Stored data:
━━━

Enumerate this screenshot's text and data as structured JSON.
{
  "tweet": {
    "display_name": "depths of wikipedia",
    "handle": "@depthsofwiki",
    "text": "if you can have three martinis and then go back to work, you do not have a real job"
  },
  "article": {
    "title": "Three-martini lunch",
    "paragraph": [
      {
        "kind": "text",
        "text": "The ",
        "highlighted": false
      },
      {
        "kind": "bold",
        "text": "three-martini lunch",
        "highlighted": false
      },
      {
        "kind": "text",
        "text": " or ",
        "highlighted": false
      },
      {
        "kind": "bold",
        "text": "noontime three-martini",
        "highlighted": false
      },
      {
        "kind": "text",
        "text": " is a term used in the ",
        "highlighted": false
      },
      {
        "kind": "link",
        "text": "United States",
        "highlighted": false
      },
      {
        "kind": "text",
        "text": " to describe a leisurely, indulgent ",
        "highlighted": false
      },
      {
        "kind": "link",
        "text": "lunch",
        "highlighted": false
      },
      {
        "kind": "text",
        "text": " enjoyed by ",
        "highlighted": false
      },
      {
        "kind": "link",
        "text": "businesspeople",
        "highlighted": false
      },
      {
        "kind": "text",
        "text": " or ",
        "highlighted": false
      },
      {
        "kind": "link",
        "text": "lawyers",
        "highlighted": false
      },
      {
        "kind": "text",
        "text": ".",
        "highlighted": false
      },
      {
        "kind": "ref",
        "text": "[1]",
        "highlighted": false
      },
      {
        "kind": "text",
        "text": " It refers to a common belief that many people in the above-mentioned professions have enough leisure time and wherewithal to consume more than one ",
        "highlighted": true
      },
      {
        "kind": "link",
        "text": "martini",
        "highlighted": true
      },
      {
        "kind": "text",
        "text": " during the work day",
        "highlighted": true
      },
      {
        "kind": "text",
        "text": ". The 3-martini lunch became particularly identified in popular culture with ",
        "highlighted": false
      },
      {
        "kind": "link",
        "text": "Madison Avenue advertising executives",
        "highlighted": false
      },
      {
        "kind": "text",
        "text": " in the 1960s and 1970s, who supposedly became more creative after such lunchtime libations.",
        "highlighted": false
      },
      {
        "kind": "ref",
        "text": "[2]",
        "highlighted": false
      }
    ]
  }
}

━━━

* _What you will do_
Every entry must be retyped in full, exactly as given.

* _Result below_
Enumerate this screenshot's text and data as structured JSON.
{
  "tweet": {
    "display_name": "depths of wikipedia",
    "handle": "@depthsofwiki",
    "text": "if you can have three martinis and then go back to work, you do not have a real job"
  },
  "article": {
    "title": "Three-martini lunch",
    "paragraph": [
      {
        "kind": "text",
        "text": "The ",
        "highlighted": false
      },
      {
        "kind": "bold",
        "text": "three-martini lunch",
        "highlighted": false
      },
      {
        "kind": "text",
        "text": " or ",
        "highlighted": false
      },
      {
        "kind": "bold",
        "text": "noontime three-martini",
        "highlighted": false
      },
      {
        "kind": "text",
        "text": " is a term used in the ",
        "highlighted": false
      },
      {
        "kind": "link",
        "text": "United States",
        "highlighted": false
      },
      {
        "kind": "text",
        "text": " to describe a leisurely, indulgent ",
        "highlighted": false
      },
      {
        "kind": "link",
        "text": "lunch",
        "highlighted": false
      },
      {
        "kind": "text",
        "text": " enjoyed by ",
        "highlighted": false
      },
      {
        "kind": "link",
        "text": "businesspeople",
        "highlighted": false
      },
      {
        "kind": "text",
        "text": " or ",
        "highlighted": false
      },
      {
        "kind": "link",
        "text": "lawyers",
        "highlighted": false
      },
      {
        "kind": "text",
        "text": ".",
        "highlighted": false
      },
      {
        "kind": "ref",
        "text": "[1]",
        "highlighted": false
      },
      {
        "kind": "text",
        "text": " It refers to a common belief that many people in the above-mentioned professions have enough leisure time and wherewithal to consume more than one ",
        "highlighted": true
      },
      {
        "kind": "link",
        "text": "martini",
        "highlighted": true
      },
      {
        "kind": "text",
        "text": " during the work day",
        "highlighted": true
      },
      {
        "kind": "text",
        "text": ". The 3-martini lunch became particularly identified in popular culture with ",
        "highlighted": false
      },
      {
        "kind": "link",
        "text": "Madison Avenue advertising executives",
        "highlighted": false
      },
      {
        "kind": "text",
        "text": " in the 1960s and 1970s, who supposedly became more creative after such lunchtime libations.",
        "highlighted": false
      },
      {
        "kind": "ref",
        "text": "[2]",
        "highlighted": false
      }
    ]
  }
}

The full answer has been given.